-------- Input for this task --------

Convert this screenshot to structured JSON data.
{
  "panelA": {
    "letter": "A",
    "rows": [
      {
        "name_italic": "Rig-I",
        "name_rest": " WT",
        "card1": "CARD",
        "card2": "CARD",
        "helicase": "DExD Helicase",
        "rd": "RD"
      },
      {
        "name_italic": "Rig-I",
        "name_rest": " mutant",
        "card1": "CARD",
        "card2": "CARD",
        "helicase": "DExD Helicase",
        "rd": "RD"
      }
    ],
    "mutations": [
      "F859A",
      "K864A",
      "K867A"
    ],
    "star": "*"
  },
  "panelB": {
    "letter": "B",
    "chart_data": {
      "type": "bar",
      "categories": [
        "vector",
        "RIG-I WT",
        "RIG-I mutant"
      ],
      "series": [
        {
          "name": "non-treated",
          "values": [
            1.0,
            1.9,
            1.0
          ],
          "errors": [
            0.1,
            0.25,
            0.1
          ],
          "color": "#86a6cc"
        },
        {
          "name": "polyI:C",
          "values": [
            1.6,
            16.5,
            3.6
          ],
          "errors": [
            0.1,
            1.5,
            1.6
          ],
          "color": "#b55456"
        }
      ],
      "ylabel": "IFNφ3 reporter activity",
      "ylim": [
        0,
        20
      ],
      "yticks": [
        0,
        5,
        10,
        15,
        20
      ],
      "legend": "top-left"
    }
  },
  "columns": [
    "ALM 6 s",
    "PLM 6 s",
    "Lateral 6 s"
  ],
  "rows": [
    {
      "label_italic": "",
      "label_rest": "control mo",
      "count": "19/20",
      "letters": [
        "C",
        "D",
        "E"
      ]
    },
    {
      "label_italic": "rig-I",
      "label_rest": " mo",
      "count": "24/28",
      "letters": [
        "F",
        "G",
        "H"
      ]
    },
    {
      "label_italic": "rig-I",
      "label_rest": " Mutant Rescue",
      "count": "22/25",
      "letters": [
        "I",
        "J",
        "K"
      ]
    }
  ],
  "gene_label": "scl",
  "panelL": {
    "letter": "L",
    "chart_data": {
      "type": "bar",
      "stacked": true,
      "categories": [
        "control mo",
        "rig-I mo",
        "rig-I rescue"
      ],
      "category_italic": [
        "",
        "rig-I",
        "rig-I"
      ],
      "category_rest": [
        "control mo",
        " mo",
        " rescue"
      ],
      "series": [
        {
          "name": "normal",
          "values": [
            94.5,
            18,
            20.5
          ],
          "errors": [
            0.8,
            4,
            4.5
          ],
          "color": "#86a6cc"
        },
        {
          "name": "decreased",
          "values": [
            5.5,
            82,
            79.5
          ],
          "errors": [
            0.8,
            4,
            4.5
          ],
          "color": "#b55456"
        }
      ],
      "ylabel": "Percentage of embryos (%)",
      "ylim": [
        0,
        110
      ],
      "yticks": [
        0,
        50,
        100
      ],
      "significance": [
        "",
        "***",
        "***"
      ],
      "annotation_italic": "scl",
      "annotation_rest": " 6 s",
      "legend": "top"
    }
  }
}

--------

Short exercise:
Exactly reproduce all of the entries.

Output:
Convert this screenshot to structured JSON data.
{
  "panelA": {
    "letter": "A",
    "rows": [
      {
        "name_italic": "Rig-I",
        "name_rest": " WT",
        "card1": "CARD",
        "card2": "CARD",
        "helicase": "DExD Helicase",
        "rd": "RD"
      },
      {
        "name_italic": "Rig-I",
        "name_rest": " mutant",
        "card1": "CARD",
        "card2": "CARD",
        "helicase": "DExD Helicase",
        "rd": "RD"
      }
    ],
    "mutations": [
      "F859A",
      "K864A",
      "K867A"
    ],
    "star": "*"
  },
  "panelB": {
    "letter": "B",
    "chart_data": {
      "type": "bar",
      "categories": [
        "vector",
        "RIG-I WT",
        "RIG-I mutant"
      ],
      "series": [
        {
          "name": "non-treated",
          "values": [
            1.0,
            1.9,
            1.0
          ],
          "errors": [
            0.1,
            0.25,
            0.1
          ],
          "color": "#86a6cc"
        },
        {
          "name": "polyI:C",
          "values": [
            1.6,
            16.5,
            3.6
          ],
          "errors": [
            0.1,
            1.5,
            1.6
          ],
          "color": "#b55456"
        }
      ],
      "ylabel": "IFNφ3 reporter activity",
      "ylim": [
        0,
        20
      ],
      "yticks": [
        0,
        5,
        10,
        15,
        20
      ],
      "legend": "top-left"
    }
  },
  "columns": [
    "ALM 6 s",
    "PLM 6 s",
    "Lateral 6 s"
  ],
  "rows": [
    {
      "label_italic": "",
      "label_rest": "control mo",
      "count": "19/20",
      "letters": [
        "C",
        "D",
        "E"
      ]
    },
    {
      "label_italic": "rig-I",
      "label_rest": " mo",
      "count": "24/28",
      "letters": [
        "F",
        "G",
        "H"
      ]
    },
    {
      "label_italic": "rig-I",
      "label_rest": " Mutant Rescue",
      "count": "22/25",
      "letters": [
        "I",
        "J",
        "K"
      ]
    }
  ],
  "gene_label": "scl",
  "panelL": {
    "letter": "L",
    "chart_data": {
      "type": "bar",
      "stacked": true,
      "categories": [
        "control mo",
        "rig-I mo",
        "rig-I rescue"
      ],
      "category_italic": [
        "",
        "rig-I",
        "rig-I"
      ],
      "category_rest": [
        "control mo",
        " mo",
        " rescue"
      ],
      "series": [
        {
          "name": "normal",
          "values": [
            94.5,
            18,
            20.5
          ],
          "errors": [
            0.8,
            4,
            4.5
          ],
          "color": "#86a6cc"
        },
        {
          "name": "decreased",
          "values": [
            5.5,
            82,
            79.5
          ],
          "errors": [
            0.8,
            4,
            4.5
          ],
          "color": "#b55456"
        }
      ],
      "ylabel": "Percentage of embryos (%)",
      "ylim": [
        0,
        110
      ],
      "yticks": [
        0,
        50,
        100
      ],
      "significance": [
        "",
        "***",
        "***"
      ],
      "annotation_italic": "scl",
      "annotation_rest": " 6 s",
      "legend": "top"
    }
  }
}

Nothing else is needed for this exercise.